*** Available data ***

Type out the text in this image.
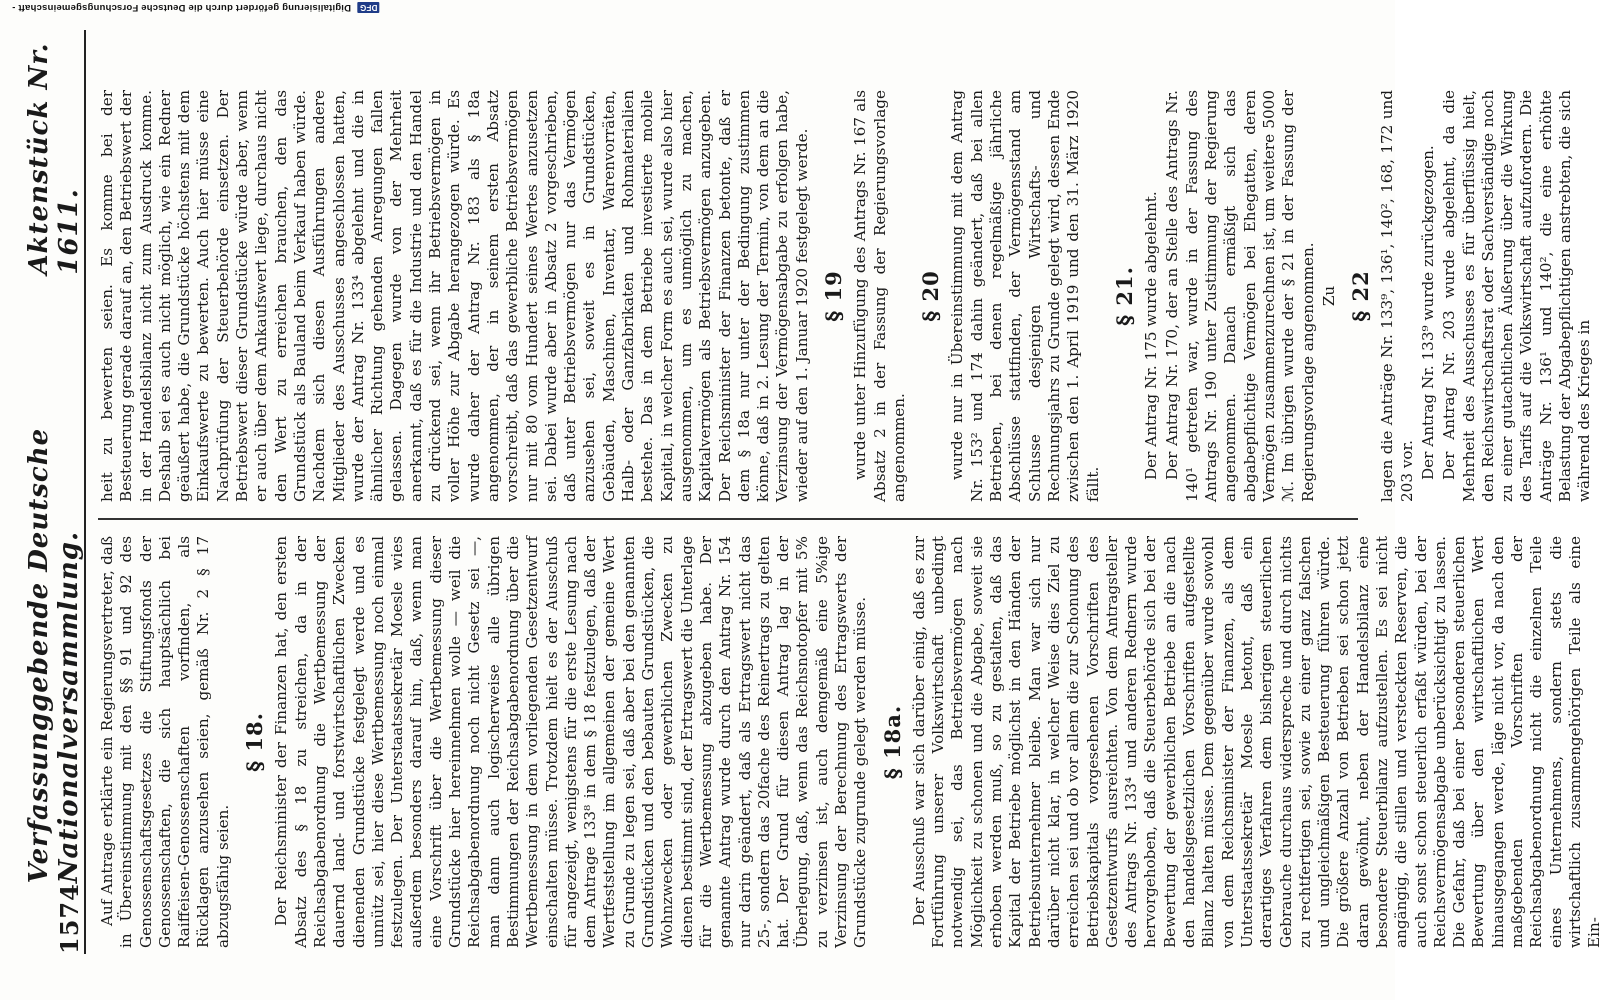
1574
Verfassunggebende Deutsche Nationalversammlung.
Aktenstück Nr. 1611.

Auf Antrage erklärte ein Regierungsvertreter, daß in Übereinstimmung mit den §§ 91 und 92 des Genossenschaftsgesetzes die Stiftungsfonds der Genossenschaften, die sich hauptsächlich bei Raiffeisen-Genossenschaften vorfinden, als Rücklagen anzusehen seien, gemäß Nr. 2 § 17 abzugsfähig seien.

§ 18. Der Reichsminister der Finanzen hat, den ersten Absatz des § 18 zu streichen, da in der Reichsabgabenordnung die Wertbemessung der dauernd land- und forstwirtschaftlichen Zwecken dienenden Grundstücke festgelegt werde und es unnütz sei, hier diese Wertbemessung noch einmal festzulegen. Der Unterstaatssekretär Moesle wies außerdem besonders darauf hin, daß, wenn man eine Vorschrift über die Wertbemessung dieser Grundstücke hier hereinnehmen wolle — weil die Reichsabgabenordnung noch nicht Gesetz sei —, man dann auch logischerweise alle übrigen Bestimmungen der Reichsabgabenordnung über die Wertbemessung in dem vorliegenden Gesetzentwurf einschalten müsse. Trotzdem hielt es der Ausschuß für angezeigt, wenigstens für die erste Lesung nach dem Antrage 133⁸ in dem § 18 festzulegen, daß der Wertfeststellung im allgemeinen der gemeine Wert zu Grunde zu legen sei, daß aber bei den genannten Grundstücken und den bebauten Grundstücken, die Wohnzwecken oder gewerblichen Zwecken zu dienen bestimmt sind, der Ertragswert die Unterlage für die Wertbemessung abzugeben habe. Der genannte Antrag wurde durch den Antrag Nr. 154 nur darin geändert, daß als Ertragswert nicht das 25-, sondern das 20fache des Reinertrags zu gelten hat. Der Grund für diesen Antrag lag in der Überlegung, daß, wenn das Reichsnotopfer mit 5% zu verzinsen ist, auch demgemäß eine 5%ige Verzinsung der Berechnung des Ertragswerts der Grundstücke zugrunde gelegt werden müsse. § 18a. Der Ausschuß war sich darüber einig, daß es zur Fortführung unserer Volkswirtschaft unbedingt notwendig sei, das Betriebsvermögen nach Möglichkeit zu schonen und die Abgabe, soweit sie erhoben werden muß, so zu gestalten, daß das Kapital der Betriebe möglichst in den Händen der Betriebsunternehmer bleibe. Man war sich nur darüber nicht klar, in welcher Weise dies Ziel zu erreichen sei und ob vor allem die zur Schonung des Betriebskapitals vorgesehenen Vorschriften des Gesetzentwurfs ausreichten. Von dem Antragsteller des Antrags Nr. 133⁴ und anderen Rednern wurde hervorgehoben, daß die Steuerbehörde sich bei der Bewertung der gewerblichen Betriebe an die nach den handelsgesetzlichen Vorschriften aufgestellte Bilanz halten müsse. Dem gegenüber wurde sowohl von dem Reichsminister der Finanzen, als dem Unterstaatssekretär Moesle betont, daß ein derartiges Verfahren dem bisherigen steuerlichen Gebrauche durchaus widerspreche und durch nichts zu rechtfertigen sei, sowie zu einer ganz falschen und ungleichmäßigen Besteuerung führen würde. Die größere Anzahl von Betrieben sei schon jetzt daran gewöhnt, neben der Handelsbilanz eine besondere Steuerbilanz aufzustellen. Es sei nicht angängig, die stillen und versteckten Reserven, die auch sonst schon steuerlich erfaßt würden, bei der Reichsvermögensabgabe unberücksichtigt zu lassen. Die Gefahr, daß bei einer besonderen steuerlichen Bewertung über den wirtschaftlichen Wert hinausgegangen werde, läge nicht vor, da nach den maßgebenden Vorschriften der Reichsabgabenordnung nicht die einzelnen Teile eines Unternehmens, sondern stets die wirtschaftlich zusammengehörigen Teile als eine Ein-

heit zu bewerten seien. Es komme bei der Besteuerung gerade darauf an, den Betriebswert der in der Handelsbilanz nicht zum Ausdruck komme. Deshalb sei es auch nicht möglich, wie ein Redner geäußert habe, die Grundstücke höchstens mit dem Einkaufswerte zu bewerten. Auch hier müsse eine Nachprüfung der Steuerbehörde einsetzen. Der Betriebswert dieser Grundstücke würde aber, wenn er auch über dem Ankaufswert liege, durchaus nicht den Wert zu erreichen brauchen, den das Grundstück als Bauland beim Verkauf haben würde. Nachdem sich diesen Ausführungen andere Mitglieder des Ausschusses angeschlossen hatten, wurde der Antrag Nr. 133⁴ abgelehnt und die in ähnlicher Richtung gehenden Anregungen fallen gelassen. Dagegen wurde von der Mehrheit anerkannt, daß es für die Industrie und den Handel zu drückend sei, wenn ihr Betriebsvermögen in voller Höhe zur Abgabe herangezogen würde. Es wurde daher der Antrag Nr. 183 als § 18a angenommen, der in seinem ersten Absatz vorschreibt, daß das gewerbliche Betriebsvermögen nur mit 80 vom Hundert seines Wertes anzusetzen sei. Dabei wurde aber in Absatz 2 vorgeschrieben, daß unter Betriebsvermögen nur das Vermögen anzusehen sei, soweit es in Grundstücken, Gebäuden, Maschinen, Inventar, Warenvorräten, Halb- oder Ganzfabrikaten und Rohmaterialien bestehe. Das in dem Betriebe investierte mobile Kapital, in welcher Form es auch sei, wurde also hier ausgenommen, um es unmöglich zu machen, Kapitalvermögen als Betriebsvermögen anzugeben. Der Reichsminister der Finanzen betonte, daß er dem § 18a nur unter der Bedingung zustimmen könne, daß in 2. Lesung der Termin, von dem an die Verzinsung der Vermögensabgabe zu erfolgen habe, wieder auf den 1. Januar 1920 festgelegt werde. § 19 wurde unter Hinzufügung des Antrags Nr. 167 als Absatz 2 in der Fassung der Regierungsvorlage angenommen.

§ 20 wurde nur in Übereinstimmung mit dem Antrag Nr. 153² und 174 dahin geändert, daß bei allen Betrieben, bei denen regelmäßige jährliche Abschlüsse stattfinden, der Vermögensstand am Schlusse desjenigen Wirtschafts- und Rechnungsjahrs zu Grunde gelegt wird, dessen Ende zwischen den 1. April 1919 und den 31. März 1920 fällt.

§ 21. Der Antrag Nr. 175 wurde abgelehnt. Der Antrag Nr. 170, der an Stelle des Antrags Nr. 140¹ getreten war, wurde in der Fassung des Antrags Nr. 190 unter Zustimmung der Regierung angenommen. Danach ermäßigt sich das abgabepflichtige Vermögen bei Ehegatten, deren Vermögen zusammenzurechnen ist, um weitere 5000 ℳ. Im übrigen wurde der § 21 in der Fassung der Regierungsvorlage angenommen. Zu § 22 lagen die Anträge Nr. 133⁹, 136¹, 140², 168, 172 und 203 vor. Der Antrag Nr. 133⁹ wurde zurückgezogen. Der Antrag Nr. 203 wurde abgelehnt, da die Mehrheit des Ausschusses es für überflüssig hielt, den Reichswirtschaftsrat oder Sachverständige noch zu einer gutachtlichen Äußerung über die Wirkung des Tarifs auf die Volkswirtschaft aufzufordern. Die Anträge Nr. 136¹ und 140², die eine erhöhte Belastung der Abgabepflichtigen anstrebten, die sich während des Krieges in

DFG Digitalisierung gefördert durch die Deutsche Forschungsgemeinschaft -
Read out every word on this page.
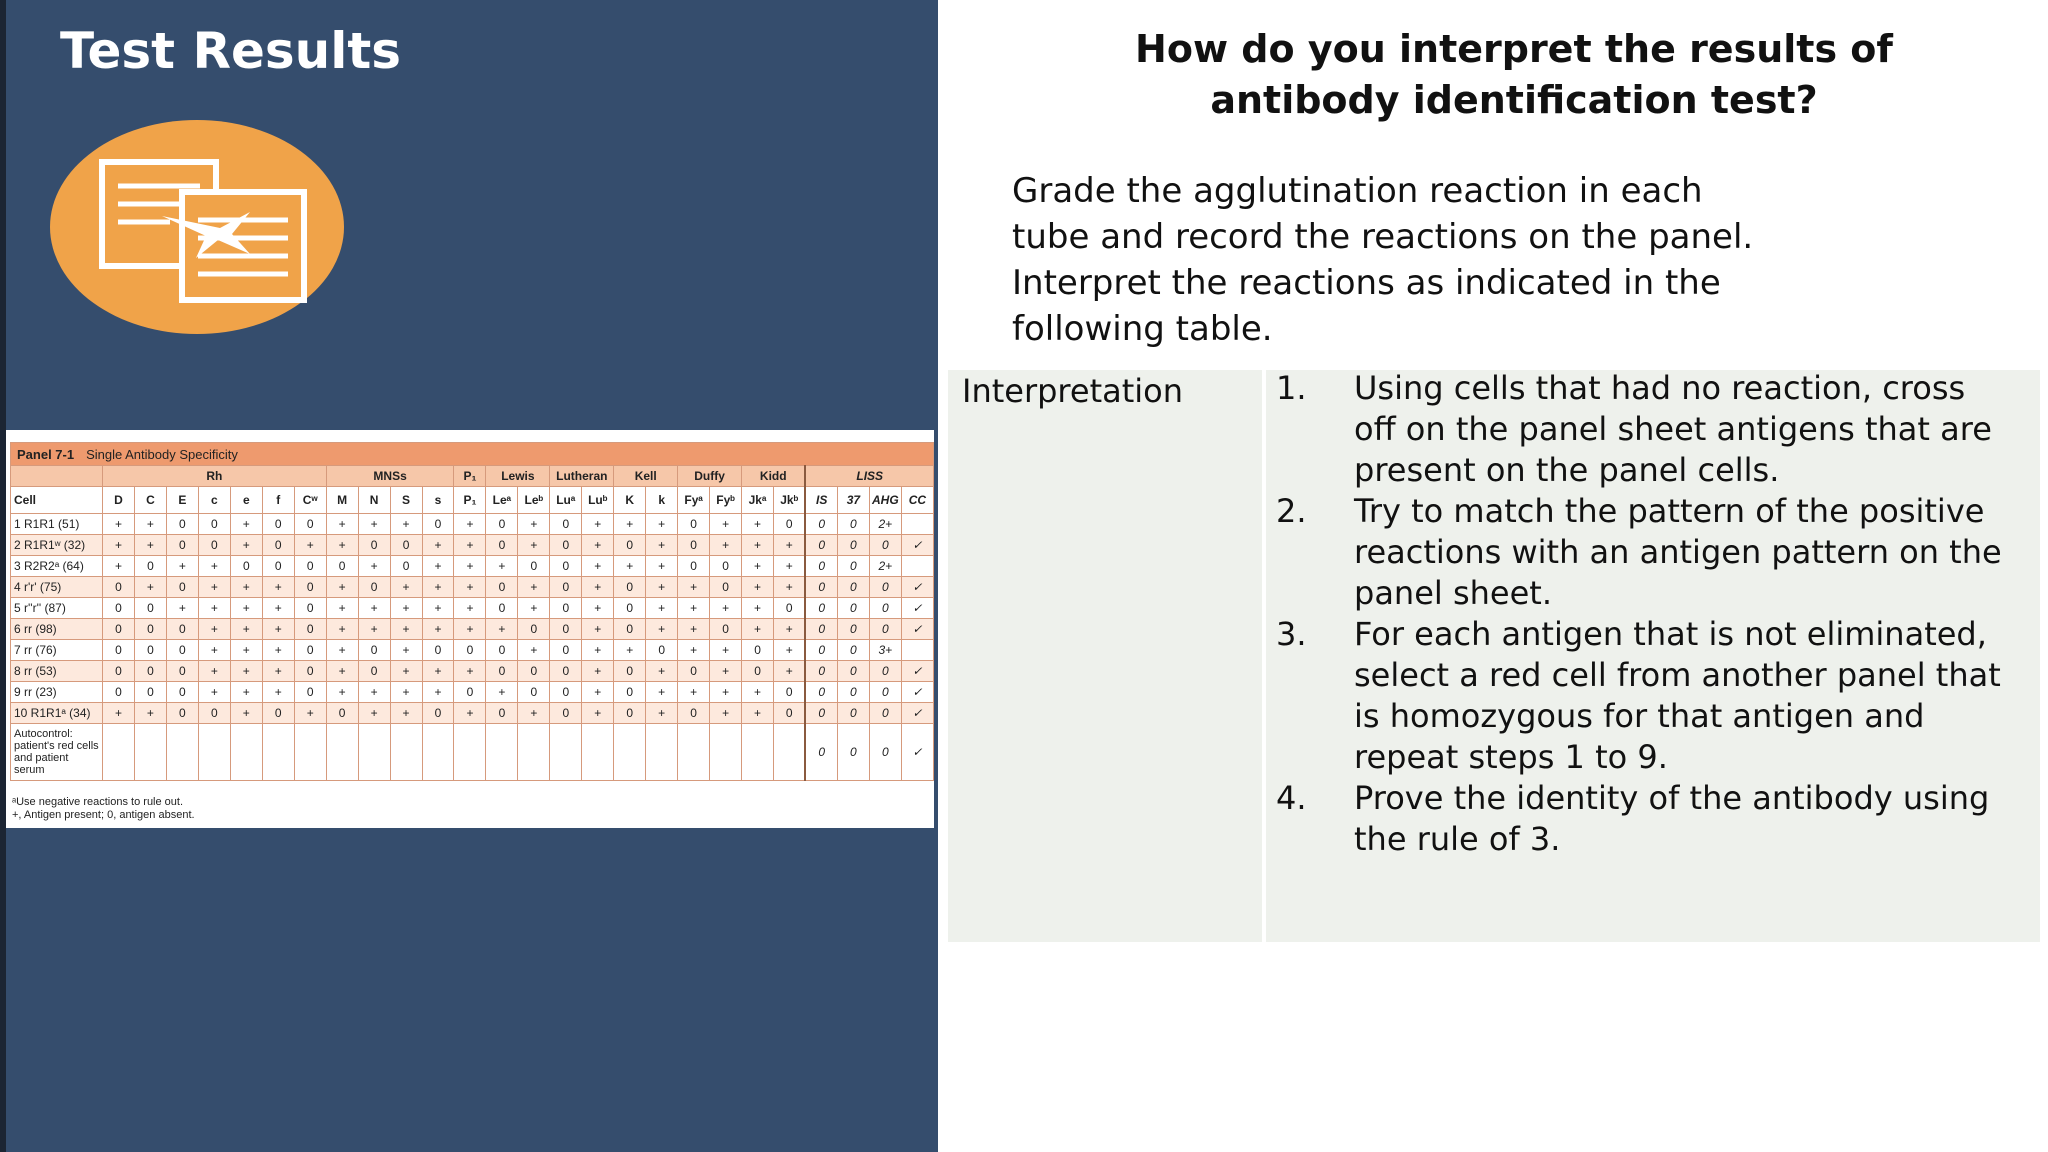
Test Results
Panel 7-1 Single Antibody Specificity																										
	Rh							MNSs				P₁	Lewis		Lutheran		Kell		Duffy		Kidd		LISS			
Cell	D	C	E	c	e	f	Cʷ	M	N	S	s	P₁	Leᵃ	Leᵇ	Luᵃ	Luᵇ	K	k	Fyᵃ	Fyᵇ	Jkᵃ	Jkᵇ	IS	37	AHG	CC
1 R1R1 (51)	+	+	0	0	+	0	0	+	+	+	0	+	0	+	0	+	+	+	0	+	+	0	0	0	2+	
2 R1R1ʷ (32)	+	+	0	0	+	0	+	+	0	0	+	+	0	+	0	+	0	+	0	+	+	+	0	0	0	✓
3 R2R2ᵃ (64)	+	0	+	+	0	0	0	0	+	0	+	+	+	0	0	+	+	+	0	0	+	+	0	0	2+	
4 r'r' (75)	0	+	0	+	+	+	0	+	0	+	+	+	0	+	0	+	0	+	+	0	+	+	0	0	0	✓
5 r''r'' (87)	0	0	+	+	+	+	0	+	+	+	+	+	0	+	0	+	0	+	+	+	+	0	0	0	0	✓
6 rr (98)	0	0	0	+	+	+	0	+	+	+	+	+	+	0	0	+	0	+	+	0	+	+	0	0	0	✓
7 rr (76)	0	0	0	+	+	+	0	+	0	+	0	0	0	+	0	+	+	0	+	+	0	+	0	0	3+	
8 rr (53)	0	0	0	+	+	+	0	+	0	+	+	+	0	0	0	+	0	+	0	+	0	+	0	0	0	✓
9 rr (23)	0	0	0	+	+	+	0	+	+	+	+	0	+	0	0	+	0	+	+	+	+	0	0	0	0	✓
10 R1R1ᵃ (34)	+	+	0	0	+	0	+	0	+	+	0	+	0	+	0	+	0	+	0	+	+	0	0	0	0	✓
Autocontrol: patient's red cells and patient serum																							0	0	0	✓
ᵃUse negative reactions to rule out.
+, Antigen present; 0, antigen absent.
How do you interpret the results of
antibody identification test?
Grade the agglutination reaction in each
tube and record the reactions on the panel.
Interpret the reactions as indicated in the
following table.
Interpretation	1.	Using cells that had no reaction, cross off on the panel sheet antigens that are present on the panel cells.
2.	Try to match the pattern of the positive reactions with an antigen pattern on the panel sheet.
3.	For each antigen that is not eliminated, select a red cell from another panel that is homozygous for that antigen and repeat steps 1 to 9.
4.	Prove the identity of the antibody using the rule of 3.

*** End of Available data ***

Pull every line containing "that" from the data.

• [Task output]
Interpretation	1.	Using cells that had no reaction, cross off on the panel sheet antigens that are present on the panel cells.
3.	For each antigen that is not eliminated, select a red cell from another panel that is homozygous for that antigen and repeat steps 1 to 9.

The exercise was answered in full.